[RECORDS FOR THIS EXERCISE]:
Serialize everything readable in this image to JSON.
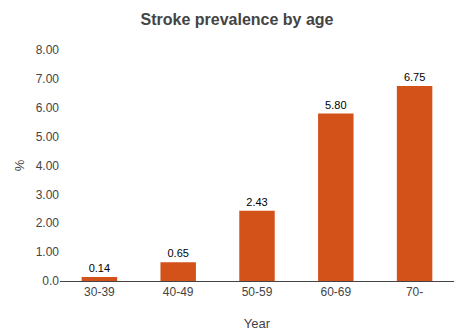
{
  "chart_data": {
    "type": "bar",
    "title": "Stroke prevalence by age",
    "xlabel": "Year",
    "ylabel": "%",
    "categories": [
      "30-39",
      "40-49",
      "50-59",
      "60-69",
      "70-"
    ],
    "values": [
      0.14,
      0.65,
      2.43,
      5.8,
      6.75
    ],
    "value_labels": [
      "0.14",
      "0.65",
      "2.43",
      "5.80",
      "6.75"
    ],
    "data_labels": true,
    "color": "#D2521A",
    "ylim": [
      0,
      8.0
    ],
    "yticks": [
      {
        "value": 0.0,
        "label": "0.0"
      },
      {
        "value": 1.0,
        "label": "1.00"
      },
      {
        "value": 2.0,
        "label": "2.00"
      },
      {
        "value": 3.0,
        "label": "3.00"
      },
      {
        "value": 4.0,
        "label": "4.00"
      },
      {
        "value": 5.0,
        "label": "5.00"
      },
      {
        "value": 6.0,
        "label": "6.00"
      },
      {
        "value": 7.0,
        "label": "7.00"
      },
      {
        "value": 8.0,
        "label": "8.00"
      }
    ],
    "grid": false
  }
}
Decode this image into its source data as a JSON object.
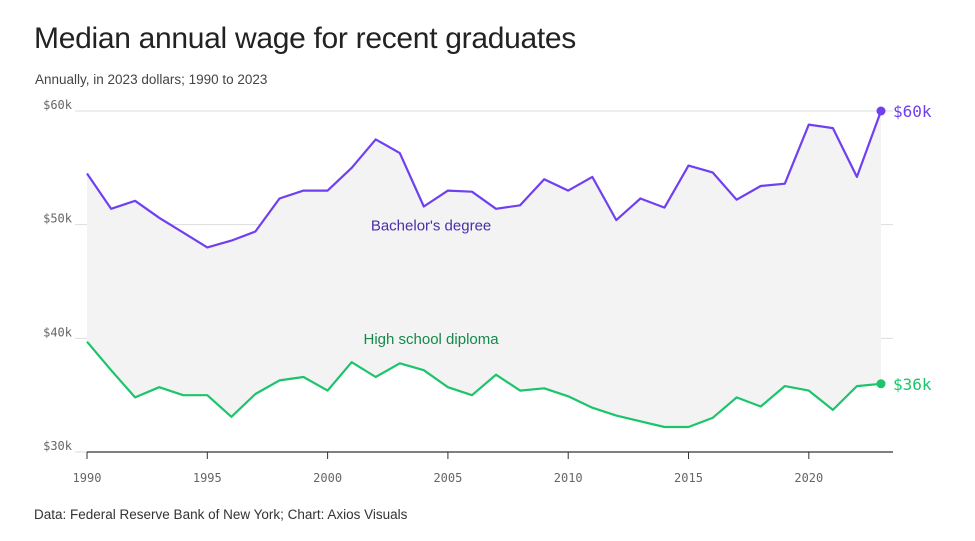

[WHAT YOU WILL DO]: From the records given above, copy all lines containing "image".

[EXERCISE ANSWER]:
Serialize everything readable in this image to JSON.
Decode this image into its source data as a JSON object.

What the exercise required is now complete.